# OBJECTIVE
Skip the pictures. Copy all the rest of the records down exactly.

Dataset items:
start

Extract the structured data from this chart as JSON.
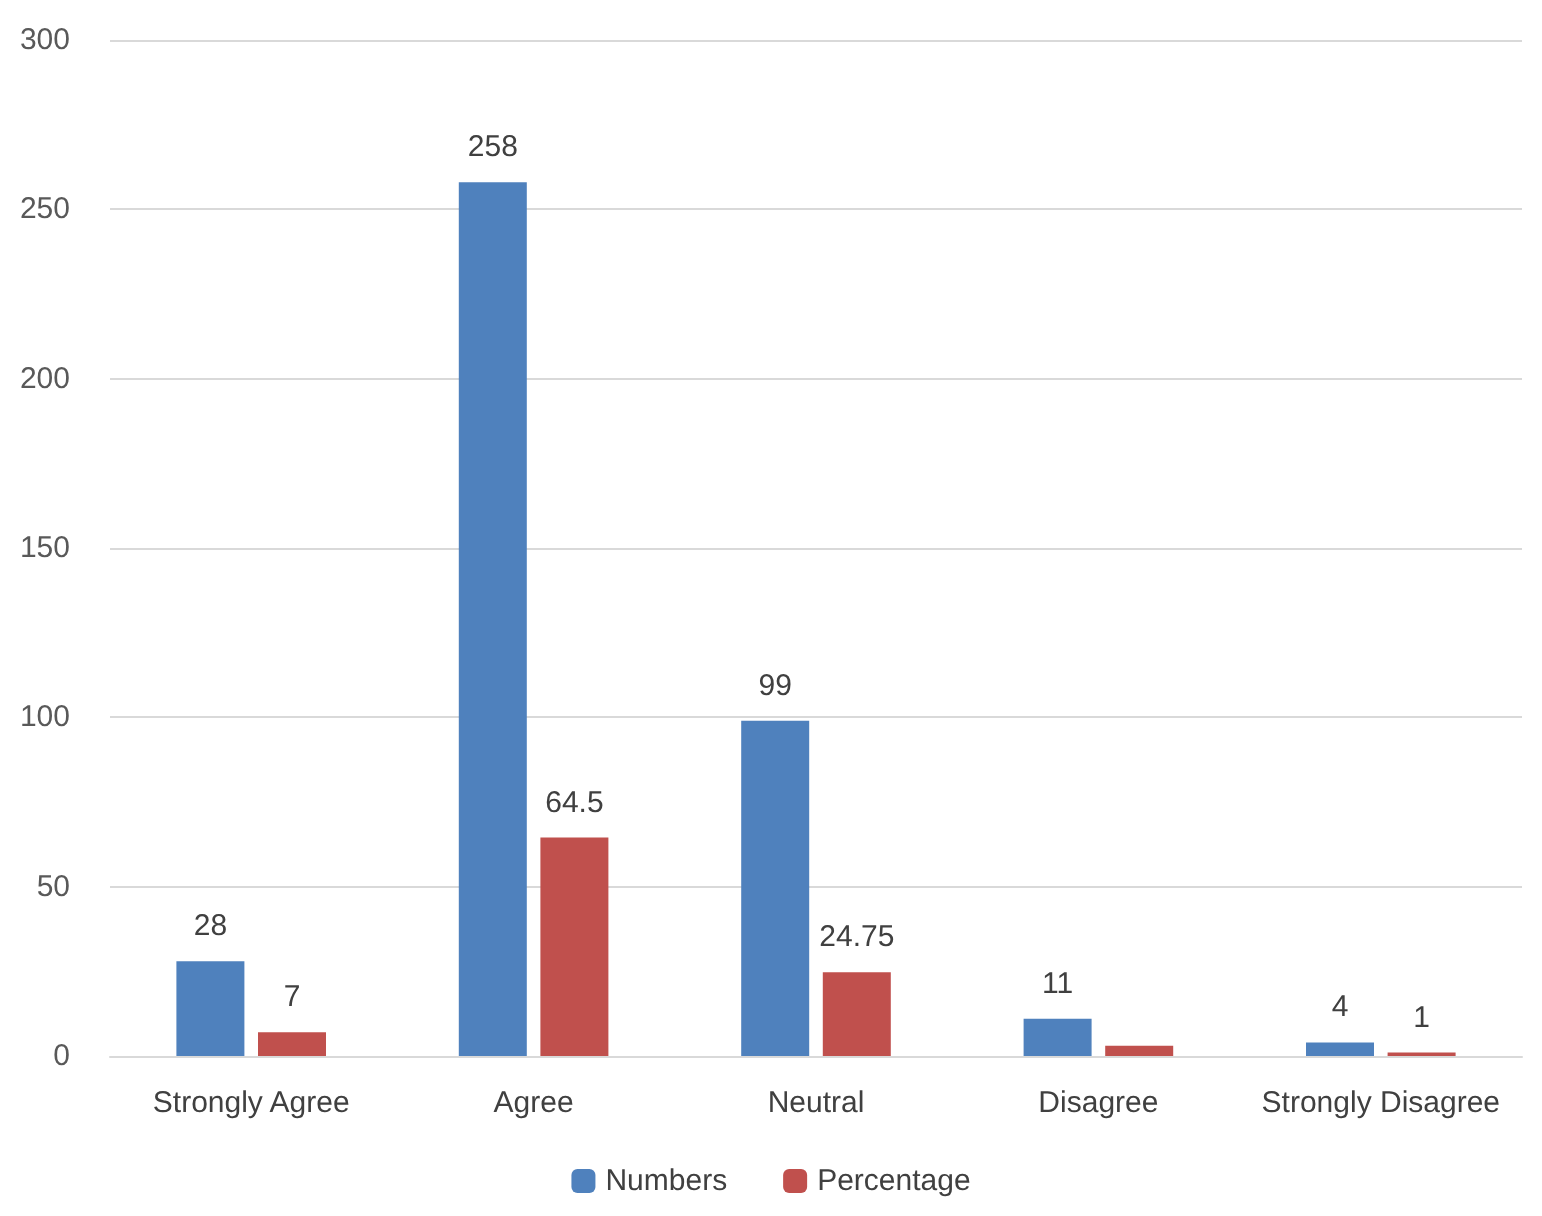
{
  "chart_data": {
    "type": "bar",
    "categories": [
      "Strongly Agree",
      "Agree",
      "Neutral",
      "Disagree",
      "Strongly Disagree"
    ],
    "series": [
      {
        "name": "Numbers",
        "color": "#4f81bd",
        "values": [
          28,
          258,
          99,
          11,
          4
        ],
        "value_labels": [
          "28",
          "258",
          "99",
          "11",
          "4"
        ]
      },
      {
        "name": "Percentage",
        "color": "#c0504d",
        "values": [
          7,
          64.5,
          24.75,
          3,
          1
        ],
        "value_labels": [
          "7",
          "64.5",
          "24.75",
          null,
          "1"
        ]
      }
    ],
    "ylim": [
      0,
      300
    ],
    "yticks": [
      0,
      50,
      100,
      150,
      200,
      250,
      300
    ],
    "grid": "y",
    "legend": "bottom"
  }
}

end

# FINISHED TASK
Extract the structured data from this chart as JSON.
{
  "chart_data": {
    "type": "bar",
    "categories": [
      "Strongly Agree",
      "Agree",
      "Neutral",
      "Disagree",
      "Strongly Disagree"
    ],
    "series": [
      {
        "name": "Numbers",
        "color": "#4f81bd",
        "values": [
          28,
          258,
          99,
          11,
          4
        ],
        "value_labels": [
          "28",
          "258",
          "99",
          "11",
          "4"
        ]
      },
      {
        "name": "Percentage",
        "color": "#c0504d",
        "values": [
          7,
          64.5,
          24.75,
          3,
          1
        ],
        "value_labels": [
          "7",
          "64.5",
          "24.75",
          null,
          "1"
        ]
      }
    ],
    "ylim": [
      0,
      300
    ],
    "yticks": [
      0,
      50,
      100,
      150,
      200,
      250,
      300
    ],
    "grid": "y",
    "legend": "bottom"
  }
}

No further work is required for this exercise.